SELECTED PASSAGE:
But many who start the day won’t finish.  Some will cramp, some will puke, some will get cut-off and some will just give up and some will end up in the hospital tent.

It does not matter if one finishes or not because the race is as much about one’s inner-journey as it is about the external one.  

You’re on that road, alone.  You have to cross it alone on your own two feet.  Your fellow runners may help, your family may pray, and supporters on the road may cheer but it is you who has to keep putting one step in front of the other and it is you who has to answer the question when the pain inevitably hits you: Why am I here ?

And whether you finish the race or not and whether you finish it in a time of your choosing or not, it does not matter.

It does not matter because it is the journey which will forever change your attitude to life.  
The race strips you of everything.  It strips you of all that you have used to define yourself with your entire life, until that moment.  It lays you bare.  It strips you to your core and then allows you to rebuild yourself.  

The reason one comes back to run comrades is that one wants to revisit that point of time.  The point of time where one was stripped of everything.  One comes back to revisit that moment in time, when one was on the road stripped of all privileges, when one had the free will to decided how the rest of the day would unfold.

One goes back because one wants to re-experience that infinitesimal moment of time, when one had to look deep inside oneself and search for an existential answer.

It is an answer to a question which we all want answered.   It is a question we all ask of ourselves:

Who am I?

SOURCE INFORMATION:
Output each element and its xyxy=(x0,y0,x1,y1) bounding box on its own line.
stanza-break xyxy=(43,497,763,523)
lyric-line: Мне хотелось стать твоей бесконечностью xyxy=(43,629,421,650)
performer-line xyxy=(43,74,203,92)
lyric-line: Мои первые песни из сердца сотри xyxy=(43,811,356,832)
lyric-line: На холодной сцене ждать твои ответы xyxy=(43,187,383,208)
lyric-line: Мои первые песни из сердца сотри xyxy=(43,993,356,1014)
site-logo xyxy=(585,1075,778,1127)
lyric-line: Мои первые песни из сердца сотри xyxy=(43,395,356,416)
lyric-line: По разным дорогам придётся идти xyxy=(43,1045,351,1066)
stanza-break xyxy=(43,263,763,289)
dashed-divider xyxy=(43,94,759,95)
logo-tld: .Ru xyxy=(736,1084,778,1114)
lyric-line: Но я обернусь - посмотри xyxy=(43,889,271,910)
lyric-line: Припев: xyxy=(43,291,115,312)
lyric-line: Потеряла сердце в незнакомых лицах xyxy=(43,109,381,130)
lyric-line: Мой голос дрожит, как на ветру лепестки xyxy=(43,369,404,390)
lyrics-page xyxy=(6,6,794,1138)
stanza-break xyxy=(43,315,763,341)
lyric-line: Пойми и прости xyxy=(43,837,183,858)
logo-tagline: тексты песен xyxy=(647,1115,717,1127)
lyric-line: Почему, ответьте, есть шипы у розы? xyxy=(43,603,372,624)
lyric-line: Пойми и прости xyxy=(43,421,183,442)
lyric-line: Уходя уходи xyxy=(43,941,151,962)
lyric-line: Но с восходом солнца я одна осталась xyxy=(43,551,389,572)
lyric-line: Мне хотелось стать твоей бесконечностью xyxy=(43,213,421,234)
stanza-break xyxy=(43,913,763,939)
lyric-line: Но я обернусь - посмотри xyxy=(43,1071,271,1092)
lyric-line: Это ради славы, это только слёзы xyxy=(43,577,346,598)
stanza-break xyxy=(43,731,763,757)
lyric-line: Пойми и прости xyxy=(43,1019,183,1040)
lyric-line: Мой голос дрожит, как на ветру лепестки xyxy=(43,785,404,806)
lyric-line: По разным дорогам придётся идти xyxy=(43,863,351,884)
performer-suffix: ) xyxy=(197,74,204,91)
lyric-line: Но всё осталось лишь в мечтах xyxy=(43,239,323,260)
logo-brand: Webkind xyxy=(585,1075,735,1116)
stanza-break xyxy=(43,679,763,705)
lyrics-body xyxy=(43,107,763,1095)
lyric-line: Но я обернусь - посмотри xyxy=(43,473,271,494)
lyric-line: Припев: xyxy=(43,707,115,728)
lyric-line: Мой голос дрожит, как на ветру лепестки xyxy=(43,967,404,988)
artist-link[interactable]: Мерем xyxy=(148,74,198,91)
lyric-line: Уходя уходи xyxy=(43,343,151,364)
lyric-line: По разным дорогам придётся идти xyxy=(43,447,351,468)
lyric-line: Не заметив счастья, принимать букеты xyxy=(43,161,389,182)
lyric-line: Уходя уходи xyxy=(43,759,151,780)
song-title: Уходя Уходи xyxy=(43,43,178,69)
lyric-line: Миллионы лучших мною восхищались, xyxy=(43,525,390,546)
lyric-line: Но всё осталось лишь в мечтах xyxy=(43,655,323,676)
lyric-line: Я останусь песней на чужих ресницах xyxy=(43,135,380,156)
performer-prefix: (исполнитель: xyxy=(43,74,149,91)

PROBLEM SET:
1. In the passage about running Comrades, what question must the runner answer when the pain hits?
2. Retype the Comrades passage word for word, everything from "The reason one" down to "day would unfold.".
The records were taken from a separate source and are unrelated to the text.

TASK RESULTS:
1. Why am I here?

2.
The reason one comes back to run comrades is that one wants to revisit that point of time.  The point of time where one was stripped of everything.  One comes back to revisit that moment in time, when one was on the road stripped of all privileges, when one had the free will to decided how the rest of the day would unfold.